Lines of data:
————
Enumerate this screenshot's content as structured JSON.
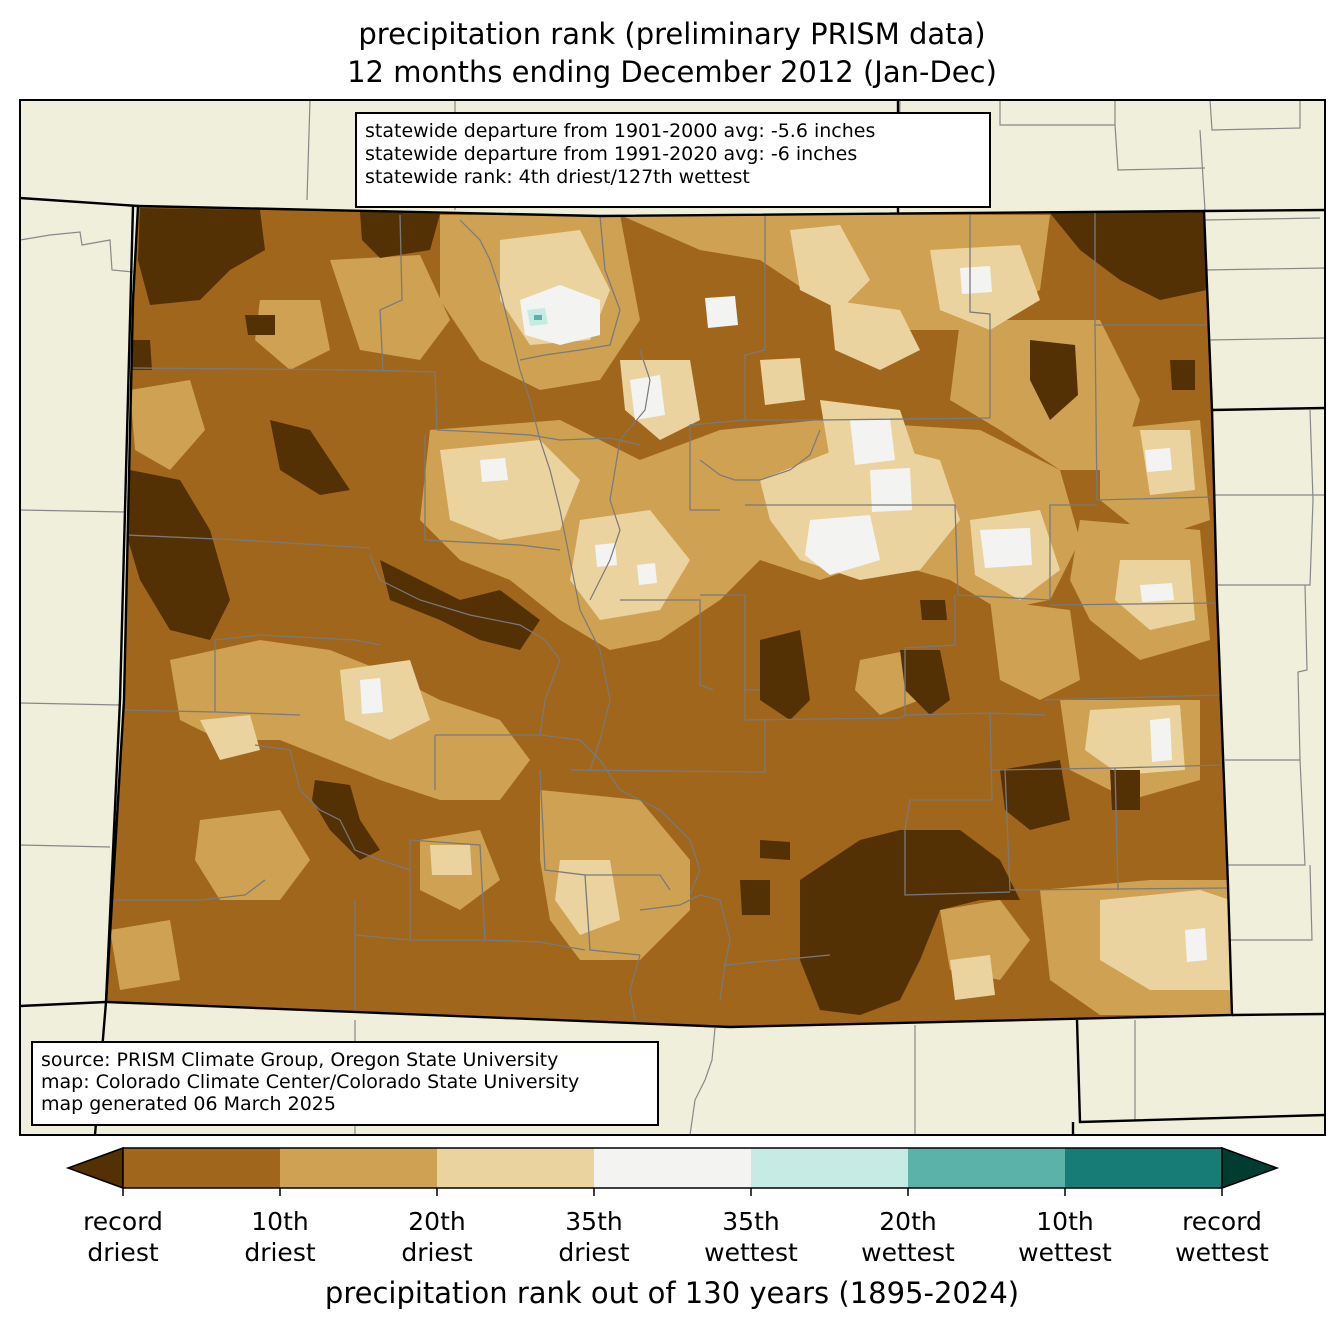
{
  "title": {
    "line1": "precipitation rank (preliminary PRISM data)",
    "line2": "12 months ending December 2012 (Jan-Dec)"
  },
  "stats": {
    "line1": "statewide departure from 1901-2000 avg: -5.6 inches",
    "line2": "statewide departure from 1991-2020 avg: -6 inches",
    "line3": "statewide rank: 4th driest/127th wettest"
  },
  "source": {
    "line1": "source: PRISM Climate Group, Oregon State University",
    "line2": "map: Colorado Climate Center/Colorado State University",
    "line3": "map generated 06 March 2025"
  },
  "colorbar": {
    "label": "precipitation rank out of 130 years (1895-2024)",
    "colors": {
      "record_driest": "#543005",
      "driest_10": "#a0661c",
      "driest_20": "#cfa153",
      "driest_35": "#ebd39f",
      "normal": "#f3f4f1",
      "wettest_35": "#c5ebe4",
      "wettest_20": "#5bb2a8",
      "wettest_10": "#177c75",
      "record_wettest": "#003c30"
    },
    "ticks": [
      {
        "line1": "record",
        "line2": "driest"
      },
      {
        "line1": "10th",
        "line2": "driest"
      },
      {
        "line1": "20th",
        "line2": "driest"
      },
      {
        "line1": "35th",
        "line2": "driest"
      },
      {
        "line1": "35th",
        "line2": "wettest"
      },
      {
        "line1": "20th",
        "line2": "wettest"
      },
      {
        "line1": "10th",
        "line2": "wettest"
      },
      {
        "line1": "record",
        "line2": "wettest"
      }
    ]
  },
  "map_colors": {
    "land_outside": "#efefdc",
    "neighbor_border": "#888888",
    "county_line": "#7a7a7a",
    "state_border": "#000000"
  }
}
————
Every line above should be returned word for word, with the pictures left behind.

Full answer:
Enumerate this screenshot's content as structured JSON.
{
  "title": {
    "line1": "precipitation rank (preliminary PRISM data)",
    "line2": "12 months ending December 2012 (Jan-Dec)"
  },
  "stats": {
    "line1": "statewide departure from 1901-2000 avg: -5.6 inches",
    "line2": "statewide departure from 1991-2020 avg: -6 inches",
    "line3": "statewide rank: 4th driest/127th wettest"
  },
  "source": {
    "line1": "source: PRISM Climate Group, Oregon State University",
    "line2": "map: Colorado Climate Center/Colorado State University",
    "line3": "map generated 06 March 2025"
  },
  "colorbar": {
    "label": "precipitation rank out of 130 years (1895-2024)",
    "colors": {
      "record_driest": "#543005",
      "driest_10": "#a0661c",
      "driest_20": "#cfa153",
      "driest_35": "#ebd39f",
      "normal": "#f3f4f1",
      "wettest_35": "#c5ebe4",
      "wettest_20": "#5bb2a8",
      "wettest_10": "#177c75",
      "record_wettest": "#003c30"
    },
    "ticks": [
      {
        "line1": "record",
        "line2": "driest"
      },
      {
        "line1": "10th",
        "line2": "driest"
      },
      {
        "line1": "20th",
        "line2": "driest"
      },
      {
        "line1": "35th",
        "line2": "driest"
      },
      {
        "line1": "35th",
        "line2": "wettest"
      },
      {
        "line1": "20th",
        "line2": "wettest"
      },
      {
        "line1": "10th",
        "line2": "wettest"
      },
      {
        "line1": "record",
        "line2": "wettest"
      }
    ]
  },
  "map_colors": {
    "land_outside": "#efefdc",
    "neighbor_border": "#888888",
    "county_line": "#7a7a7a",
    "state_border": "#000000"
  }
}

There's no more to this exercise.